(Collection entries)
* begin *

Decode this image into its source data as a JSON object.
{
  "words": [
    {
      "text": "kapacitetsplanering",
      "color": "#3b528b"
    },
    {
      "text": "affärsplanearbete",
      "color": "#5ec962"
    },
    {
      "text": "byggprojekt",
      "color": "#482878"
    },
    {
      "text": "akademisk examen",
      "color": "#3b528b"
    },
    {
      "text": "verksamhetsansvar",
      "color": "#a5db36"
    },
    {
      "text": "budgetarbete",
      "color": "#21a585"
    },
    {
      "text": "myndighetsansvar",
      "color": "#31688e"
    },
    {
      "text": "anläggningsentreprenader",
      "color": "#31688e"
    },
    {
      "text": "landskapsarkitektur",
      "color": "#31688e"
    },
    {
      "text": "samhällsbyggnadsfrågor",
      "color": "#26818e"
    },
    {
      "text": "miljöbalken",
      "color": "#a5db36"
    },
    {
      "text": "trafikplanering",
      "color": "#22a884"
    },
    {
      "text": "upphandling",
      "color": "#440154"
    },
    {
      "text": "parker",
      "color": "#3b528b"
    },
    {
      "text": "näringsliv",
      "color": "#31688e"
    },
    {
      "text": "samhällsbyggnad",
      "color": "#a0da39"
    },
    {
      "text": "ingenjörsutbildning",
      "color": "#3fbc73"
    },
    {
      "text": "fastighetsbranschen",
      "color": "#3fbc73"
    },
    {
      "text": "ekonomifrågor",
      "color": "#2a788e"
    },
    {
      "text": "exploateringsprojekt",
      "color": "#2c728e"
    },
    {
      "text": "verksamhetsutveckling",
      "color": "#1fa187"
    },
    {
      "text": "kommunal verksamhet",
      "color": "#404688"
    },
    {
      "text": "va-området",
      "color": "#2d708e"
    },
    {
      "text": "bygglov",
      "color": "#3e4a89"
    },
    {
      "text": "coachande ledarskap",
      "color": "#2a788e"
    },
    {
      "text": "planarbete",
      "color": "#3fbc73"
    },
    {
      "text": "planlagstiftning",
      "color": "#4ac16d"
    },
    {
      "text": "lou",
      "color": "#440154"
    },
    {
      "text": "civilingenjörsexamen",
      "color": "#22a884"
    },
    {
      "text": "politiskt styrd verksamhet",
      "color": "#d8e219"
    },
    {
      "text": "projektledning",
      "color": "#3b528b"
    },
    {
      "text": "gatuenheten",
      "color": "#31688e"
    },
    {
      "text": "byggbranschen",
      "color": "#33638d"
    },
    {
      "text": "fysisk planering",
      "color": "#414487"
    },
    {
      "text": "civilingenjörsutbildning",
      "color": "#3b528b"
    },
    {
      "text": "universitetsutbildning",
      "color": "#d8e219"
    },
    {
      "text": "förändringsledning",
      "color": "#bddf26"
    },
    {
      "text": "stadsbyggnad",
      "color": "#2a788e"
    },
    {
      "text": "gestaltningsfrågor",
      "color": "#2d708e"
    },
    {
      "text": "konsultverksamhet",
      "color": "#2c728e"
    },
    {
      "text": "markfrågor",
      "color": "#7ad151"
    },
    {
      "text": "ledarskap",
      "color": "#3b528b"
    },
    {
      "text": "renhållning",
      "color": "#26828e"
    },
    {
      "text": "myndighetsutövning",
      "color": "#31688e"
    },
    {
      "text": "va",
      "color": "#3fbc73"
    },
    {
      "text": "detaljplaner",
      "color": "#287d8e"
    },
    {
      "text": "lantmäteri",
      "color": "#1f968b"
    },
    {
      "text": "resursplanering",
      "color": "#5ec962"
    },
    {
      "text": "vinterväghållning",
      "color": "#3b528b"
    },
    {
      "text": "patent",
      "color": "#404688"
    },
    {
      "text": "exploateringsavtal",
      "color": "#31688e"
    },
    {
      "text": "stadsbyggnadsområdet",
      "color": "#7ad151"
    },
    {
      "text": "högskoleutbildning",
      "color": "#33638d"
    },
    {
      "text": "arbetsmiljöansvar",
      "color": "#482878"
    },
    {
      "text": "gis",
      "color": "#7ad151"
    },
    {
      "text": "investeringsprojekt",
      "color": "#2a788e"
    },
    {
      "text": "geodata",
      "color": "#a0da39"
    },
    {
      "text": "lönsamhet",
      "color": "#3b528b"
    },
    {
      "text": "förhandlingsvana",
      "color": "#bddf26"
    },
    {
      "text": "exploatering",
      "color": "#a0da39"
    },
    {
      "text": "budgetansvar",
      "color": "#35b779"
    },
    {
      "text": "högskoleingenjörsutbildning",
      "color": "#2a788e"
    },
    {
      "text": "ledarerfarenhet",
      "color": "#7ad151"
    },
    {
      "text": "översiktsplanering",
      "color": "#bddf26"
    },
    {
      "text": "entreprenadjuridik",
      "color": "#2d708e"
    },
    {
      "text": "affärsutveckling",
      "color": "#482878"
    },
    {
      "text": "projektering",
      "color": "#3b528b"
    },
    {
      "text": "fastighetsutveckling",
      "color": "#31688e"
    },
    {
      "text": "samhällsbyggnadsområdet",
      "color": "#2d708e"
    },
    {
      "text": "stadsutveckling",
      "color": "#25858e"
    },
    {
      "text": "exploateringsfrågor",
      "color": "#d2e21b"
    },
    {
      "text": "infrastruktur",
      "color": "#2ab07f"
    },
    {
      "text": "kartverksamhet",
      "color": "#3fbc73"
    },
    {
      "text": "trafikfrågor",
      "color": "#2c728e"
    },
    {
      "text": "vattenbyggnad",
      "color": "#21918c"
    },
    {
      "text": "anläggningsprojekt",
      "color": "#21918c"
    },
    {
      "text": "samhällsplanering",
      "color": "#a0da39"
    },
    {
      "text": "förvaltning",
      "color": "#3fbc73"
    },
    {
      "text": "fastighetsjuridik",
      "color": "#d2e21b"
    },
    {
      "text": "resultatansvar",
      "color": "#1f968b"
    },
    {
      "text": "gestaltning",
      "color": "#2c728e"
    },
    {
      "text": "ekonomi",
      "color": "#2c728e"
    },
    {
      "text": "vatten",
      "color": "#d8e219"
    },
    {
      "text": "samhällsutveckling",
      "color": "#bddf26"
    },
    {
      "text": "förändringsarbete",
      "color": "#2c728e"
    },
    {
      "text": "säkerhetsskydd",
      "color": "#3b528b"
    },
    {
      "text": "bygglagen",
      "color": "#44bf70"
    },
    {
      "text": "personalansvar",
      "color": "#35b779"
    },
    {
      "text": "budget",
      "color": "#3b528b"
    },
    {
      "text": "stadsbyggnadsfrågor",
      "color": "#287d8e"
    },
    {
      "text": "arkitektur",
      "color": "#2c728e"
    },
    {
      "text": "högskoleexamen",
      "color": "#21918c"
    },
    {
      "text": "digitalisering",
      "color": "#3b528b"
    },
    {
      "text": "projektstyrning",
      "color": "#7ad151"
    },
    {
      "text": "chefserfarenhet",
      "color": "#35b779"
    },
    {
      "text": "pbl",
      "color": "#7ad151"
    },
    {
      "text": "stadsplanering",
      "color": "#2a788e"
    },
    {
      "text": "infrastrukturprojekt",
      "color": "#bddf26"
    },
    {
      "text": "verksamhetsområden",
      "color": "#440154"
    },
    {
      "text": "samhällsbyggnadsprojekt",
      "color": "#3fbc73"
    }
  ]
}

* end *

— Problem statement —
Report the count of lines in the entries that contain the string "ledarskap", and nothing besides it.

— Answer to this task —
2